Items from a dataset
--------------------------------------------------

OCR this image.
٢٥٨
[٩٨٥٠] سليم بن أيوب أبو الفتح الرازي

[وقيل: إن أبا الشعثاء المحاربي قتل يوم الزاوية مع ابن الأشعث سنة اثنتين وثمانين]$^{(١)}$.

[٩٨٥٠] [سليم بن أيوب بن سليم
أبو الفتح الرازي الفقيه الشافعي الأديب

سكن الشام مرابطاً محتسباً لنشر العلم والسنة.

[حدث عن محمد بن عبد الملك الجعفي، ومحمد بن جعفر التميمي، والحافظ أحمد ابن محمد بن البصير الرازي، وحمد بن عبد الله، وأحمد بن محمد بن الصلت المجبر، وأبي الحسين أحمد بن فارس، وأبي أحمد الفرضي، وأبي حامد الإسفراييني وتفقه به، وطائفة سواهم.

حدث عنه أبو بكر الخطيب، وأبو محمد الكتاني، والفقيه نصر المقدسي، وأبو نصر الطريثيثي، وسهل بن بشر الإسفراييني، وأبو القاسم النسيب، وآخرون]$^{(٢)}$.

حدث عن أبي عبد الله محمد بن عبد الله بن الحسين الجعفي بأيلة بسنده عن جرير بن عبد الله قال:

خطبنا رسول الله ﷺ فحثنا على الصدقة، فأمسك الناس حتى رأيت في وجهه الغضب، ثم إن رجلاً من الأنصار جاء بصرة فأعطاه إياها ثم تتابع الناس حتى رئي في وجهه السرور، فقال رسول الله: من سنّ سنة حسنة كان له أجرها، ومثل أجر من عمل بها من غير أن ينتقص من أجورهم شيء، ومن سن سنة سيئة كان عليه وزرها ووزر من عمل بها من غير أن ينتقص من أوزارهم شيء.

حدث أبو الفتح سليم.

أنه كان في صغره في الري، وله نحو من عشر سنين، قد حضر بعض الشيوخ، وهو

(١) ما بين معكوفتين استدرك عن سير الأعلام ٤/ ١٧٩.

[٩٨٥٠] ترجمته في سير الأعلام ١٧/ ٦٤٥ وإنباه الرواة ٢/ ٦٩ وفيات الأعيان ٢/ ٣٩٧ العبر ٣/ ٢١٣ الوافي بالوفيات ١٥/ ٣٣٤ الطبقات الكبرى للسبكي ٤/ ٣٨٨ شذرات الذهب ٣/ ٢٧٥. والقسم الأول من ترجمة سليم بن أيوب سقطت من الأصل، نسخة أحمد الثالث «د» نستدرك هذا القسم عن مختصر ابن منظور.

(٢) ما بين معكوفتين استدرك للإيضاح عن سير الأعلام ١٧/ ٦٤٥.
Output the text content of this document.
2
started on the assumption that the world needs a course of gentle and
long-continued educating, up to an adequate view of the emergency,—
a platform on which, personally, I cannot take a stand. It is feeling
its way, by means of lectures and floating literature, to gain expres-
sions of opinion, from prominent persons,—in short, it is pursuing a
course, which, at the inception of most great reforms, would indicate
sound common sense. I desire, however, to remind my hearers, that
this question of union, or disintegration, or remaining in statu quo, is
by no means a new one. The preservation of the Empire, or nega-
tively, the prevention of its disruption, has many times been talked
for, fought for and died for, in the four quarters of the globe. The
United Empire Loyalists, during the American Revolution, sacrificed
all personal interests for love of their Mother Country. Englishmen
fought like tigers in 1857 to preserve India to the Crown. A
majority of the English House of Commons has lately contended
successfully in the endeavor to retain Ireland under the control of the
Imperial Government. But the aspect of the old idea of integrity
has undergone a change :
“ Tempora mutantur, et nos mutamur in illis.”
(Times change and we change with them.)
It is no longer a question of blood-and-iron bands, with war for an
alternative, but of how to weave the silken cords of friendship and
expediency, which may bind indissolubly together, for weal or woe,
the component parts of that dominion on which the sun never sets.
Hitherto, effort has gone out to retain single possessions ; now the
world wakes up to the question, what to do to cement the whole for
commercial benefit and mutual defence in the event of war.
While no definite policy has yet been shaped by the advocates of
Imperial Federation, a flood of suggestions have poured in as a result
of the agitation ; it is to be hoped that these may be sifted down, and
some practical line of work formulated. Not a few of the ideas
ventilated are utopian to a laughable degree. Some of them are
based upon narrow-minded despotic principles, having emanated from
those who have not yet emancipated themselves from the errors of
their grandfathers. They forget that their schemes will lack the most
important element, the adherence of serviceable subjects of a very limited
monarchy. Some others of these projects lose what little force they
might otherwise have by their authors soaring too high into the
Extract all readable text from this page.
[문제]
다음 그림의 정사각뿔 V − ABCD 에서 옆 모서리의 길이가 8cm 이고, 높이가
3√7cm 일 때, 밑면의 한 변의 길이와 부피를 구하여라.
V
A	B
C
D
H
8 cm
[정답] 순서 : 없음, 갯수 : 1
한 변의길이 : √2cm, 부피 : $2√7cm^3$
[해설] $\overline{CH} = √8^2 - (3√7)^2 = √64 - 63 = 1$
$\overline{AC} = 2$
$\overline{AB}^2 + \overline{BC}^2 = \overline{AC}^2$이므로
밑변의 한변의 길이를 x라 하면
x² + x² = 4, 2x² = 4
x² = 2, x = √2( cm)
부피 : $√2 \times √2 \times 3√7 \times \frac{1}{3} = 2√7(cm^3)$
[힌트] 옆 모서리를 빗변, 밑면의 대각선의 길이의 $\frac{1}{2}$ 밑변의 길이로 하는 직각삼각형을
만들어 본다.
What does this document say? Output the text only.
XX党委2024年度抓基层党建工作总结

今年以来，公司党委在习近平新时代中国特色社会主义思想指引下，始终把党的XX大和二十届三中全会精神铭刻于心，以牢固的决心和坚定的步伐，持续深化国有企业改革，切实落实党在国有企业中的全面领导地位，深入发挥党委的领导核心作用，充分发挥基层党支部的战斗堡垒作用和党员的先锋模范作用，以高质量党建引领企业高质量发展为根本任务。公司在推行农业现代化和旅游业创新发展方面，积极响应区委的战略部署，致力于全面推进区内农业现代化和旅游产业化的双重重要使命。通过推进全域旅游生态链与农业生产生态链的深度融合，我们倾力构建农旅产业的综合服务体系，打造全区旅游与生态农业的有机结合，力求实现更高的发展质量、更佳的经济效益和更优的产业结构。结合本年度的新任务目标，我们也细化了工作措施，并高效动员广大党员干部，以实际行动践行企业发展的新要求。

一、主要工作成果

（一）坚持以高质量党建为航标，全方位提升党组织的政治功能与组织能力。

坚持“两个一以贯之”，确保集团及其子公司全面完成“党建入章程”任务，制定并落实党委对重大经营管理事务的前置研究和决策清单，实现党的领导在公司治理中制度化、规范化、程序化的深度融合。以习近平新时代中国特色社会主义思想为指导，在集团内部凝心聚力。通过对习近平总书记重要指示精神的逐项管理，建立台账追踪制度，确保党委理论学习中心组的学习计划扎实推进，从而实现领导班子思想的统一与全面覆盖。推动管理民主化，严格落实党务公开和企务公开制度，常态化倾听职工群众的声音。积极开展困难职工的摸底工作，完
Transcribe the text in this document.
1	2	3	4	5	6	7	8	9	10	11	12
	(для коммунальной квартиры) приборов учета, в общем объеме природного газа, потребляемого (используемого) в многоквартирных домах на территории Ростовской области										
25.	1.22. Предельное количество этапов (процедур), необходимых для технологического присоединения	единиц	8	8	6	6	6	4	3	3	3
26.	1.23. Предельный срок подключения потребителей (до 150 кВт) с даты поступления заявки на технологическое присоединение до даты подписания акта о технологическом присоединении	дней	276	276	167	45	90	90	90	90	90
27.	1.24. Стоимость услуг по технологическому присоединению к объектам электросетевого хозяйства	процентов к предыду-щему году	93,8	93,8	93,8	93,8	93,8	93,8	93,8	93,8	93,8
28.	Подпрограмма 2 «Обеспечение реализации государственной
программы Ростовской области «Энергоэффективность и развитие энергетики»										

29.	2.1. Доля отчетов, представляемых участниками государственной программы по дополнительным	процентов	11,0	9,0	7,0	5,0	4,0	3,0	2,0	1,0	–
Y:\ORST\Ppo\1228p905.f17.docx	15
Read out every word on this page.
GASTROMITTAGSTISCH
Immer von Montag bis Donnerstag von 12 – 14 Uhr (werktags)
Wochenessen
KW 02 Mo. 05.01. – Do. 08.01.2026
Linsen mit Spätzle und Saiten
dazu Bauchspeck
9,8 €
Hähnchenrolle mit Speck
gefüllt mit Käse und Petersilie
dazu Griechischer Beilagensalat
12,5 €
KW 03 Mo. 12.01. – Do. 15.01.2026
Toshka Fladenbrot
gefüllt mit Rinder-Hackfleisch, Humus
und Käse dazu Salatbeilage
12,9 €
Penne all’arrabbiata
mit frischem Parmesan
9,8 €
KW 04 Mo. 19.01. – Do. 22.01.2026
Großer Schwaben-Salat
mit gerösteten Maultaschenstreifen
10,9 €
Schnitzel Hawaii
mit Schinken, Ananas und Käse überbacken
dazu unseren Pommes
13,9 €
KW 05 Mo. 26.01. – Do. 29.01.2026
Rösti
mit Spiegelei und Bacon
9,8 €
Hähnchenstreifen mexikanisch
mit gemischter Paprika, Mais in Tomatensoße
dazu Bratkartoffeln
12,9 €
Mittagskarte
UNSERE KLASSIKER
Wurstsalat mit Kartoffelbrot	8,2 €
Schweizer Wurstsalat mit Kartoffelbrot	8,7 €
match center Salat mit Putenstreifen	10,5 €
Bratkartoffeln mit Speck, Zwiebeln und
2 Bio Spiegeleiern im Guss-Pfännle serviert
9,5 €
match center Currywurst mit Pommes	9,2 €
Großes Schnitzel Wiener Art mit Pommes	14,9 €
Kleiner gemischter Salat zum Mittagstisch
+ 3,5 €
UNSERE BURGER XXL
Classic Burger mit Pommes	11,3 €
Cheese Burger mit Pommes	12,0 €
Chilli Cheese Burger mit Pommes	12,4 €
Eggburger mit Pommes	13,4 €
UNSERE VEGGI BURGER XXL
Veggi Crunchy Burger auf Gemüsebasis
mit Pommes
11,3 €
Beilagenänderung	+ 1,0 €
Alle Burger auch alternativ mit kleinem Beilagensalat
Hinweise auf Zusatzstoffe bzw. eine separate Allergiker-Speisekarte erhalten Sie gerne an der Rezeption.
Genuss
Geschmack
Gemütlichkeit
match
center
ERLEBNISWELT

--------------------------------------------------

◆ **Directions for this task**
Every line that holds the word "most" should be extracted.

◆ **Correct response**
course, which, at the inception of most great reforms, would indicate
their grandfathers. They forget that their schemes will lack the most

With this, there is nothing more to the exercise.